(Stored entries)

○ ○ ○ ○

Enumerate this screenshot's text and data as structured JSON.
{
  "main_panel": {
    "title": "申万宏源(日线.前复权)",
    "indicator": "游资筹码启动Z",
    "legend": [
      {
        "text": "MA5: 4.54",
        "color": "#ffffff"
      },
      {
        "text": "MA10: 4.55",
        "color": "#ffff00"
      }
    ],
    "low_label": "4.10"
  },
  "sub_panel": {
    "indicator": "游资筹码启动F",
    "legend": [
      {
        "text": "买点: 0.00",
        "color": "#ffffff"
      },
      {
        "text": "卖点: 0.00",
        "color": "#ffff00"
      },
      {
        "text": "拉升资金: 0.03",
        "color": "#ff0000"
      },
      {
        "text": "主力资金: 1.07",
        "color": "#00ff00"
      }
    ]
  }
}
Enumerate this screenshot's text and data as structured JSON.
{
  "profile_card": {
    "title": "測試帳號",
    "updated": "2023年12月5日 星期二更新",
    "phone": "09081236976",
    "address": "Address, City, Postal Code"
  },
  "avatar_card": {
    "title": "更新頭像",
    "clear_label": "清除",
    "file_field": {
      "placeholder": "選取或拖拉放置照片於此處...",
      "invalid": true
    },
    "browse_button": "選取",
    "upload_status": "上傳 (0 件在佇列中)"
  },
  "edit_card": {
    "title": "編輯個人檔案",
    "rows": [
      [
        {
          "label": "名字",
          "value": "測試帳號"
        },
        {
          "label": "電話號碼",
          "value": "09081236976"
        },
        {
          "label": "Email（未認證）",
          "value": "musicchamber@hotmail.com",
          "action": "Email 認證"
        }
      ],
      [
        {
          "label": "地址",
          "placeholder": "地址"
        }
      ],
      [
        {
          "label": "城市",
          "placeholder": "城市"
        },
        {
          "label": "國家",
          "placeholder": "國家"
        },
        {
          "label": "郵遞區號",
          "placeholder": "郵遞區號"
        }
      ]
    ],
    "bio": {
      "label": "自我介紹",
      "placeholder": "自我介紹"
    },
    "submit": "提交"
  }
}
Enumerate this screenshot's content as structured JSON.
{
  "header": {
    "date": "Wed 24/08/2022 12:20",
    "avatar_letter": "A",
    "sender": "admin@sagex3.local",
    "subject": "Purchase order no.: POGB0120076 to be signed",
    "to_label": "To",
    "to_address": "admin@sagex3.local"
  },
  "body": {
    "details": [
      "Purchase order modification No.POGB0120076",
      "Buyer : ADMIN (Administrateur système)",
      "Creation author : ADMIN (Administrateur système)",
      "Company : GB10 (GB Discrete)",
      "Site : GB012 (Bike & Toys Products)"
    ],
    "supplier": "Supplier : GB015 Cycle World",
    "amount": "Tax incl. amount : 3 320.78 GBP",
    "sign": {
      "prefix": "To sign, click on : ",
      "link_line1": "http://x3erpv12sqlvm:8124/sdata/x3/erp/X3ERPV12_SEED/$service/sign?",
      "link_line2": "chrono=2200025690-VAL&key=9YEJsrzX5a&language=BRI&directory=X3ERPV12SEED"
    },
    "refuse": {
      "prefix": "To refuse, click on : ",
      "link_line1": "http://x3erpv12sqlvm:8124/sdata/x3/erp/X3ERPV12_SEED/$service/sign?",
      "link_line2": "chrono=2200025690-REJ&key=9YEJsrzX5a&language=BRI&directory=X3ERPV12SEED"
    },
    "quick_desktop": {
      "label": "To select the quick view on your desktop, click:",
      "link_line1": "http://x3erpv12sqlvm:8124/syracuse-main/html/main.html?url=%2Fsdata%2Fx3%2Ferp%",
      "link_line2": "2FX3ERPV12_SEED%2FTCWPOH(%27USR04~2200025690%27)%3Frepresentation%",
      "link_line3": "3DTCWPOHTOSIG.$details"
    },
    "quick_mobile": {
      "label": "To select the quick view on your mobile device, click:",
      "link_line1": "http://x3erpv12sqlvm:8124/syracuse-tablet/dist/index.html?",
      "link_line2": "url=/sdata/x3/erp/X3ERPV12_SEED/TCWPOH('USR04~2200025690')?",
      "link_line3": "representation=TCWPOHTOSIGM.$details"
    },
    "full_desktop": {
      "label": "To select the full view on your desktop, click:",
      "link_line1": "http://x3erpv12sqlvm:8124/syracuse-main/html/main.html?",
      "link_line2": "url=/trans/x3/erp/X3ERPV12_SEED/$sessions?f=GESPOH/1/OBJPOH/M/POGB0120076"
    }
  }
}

○ ○ ○ ○

### WORK TO COMPLETE
Look for "view" and pull out every line that has it.

### RESULT OF THE EXERCISE
      "label": "To select the quick view on your desktop, click:",
      "label": "To select the quick view on your mobile device, click:",
      "label": "To select the full view on your desktop, click:",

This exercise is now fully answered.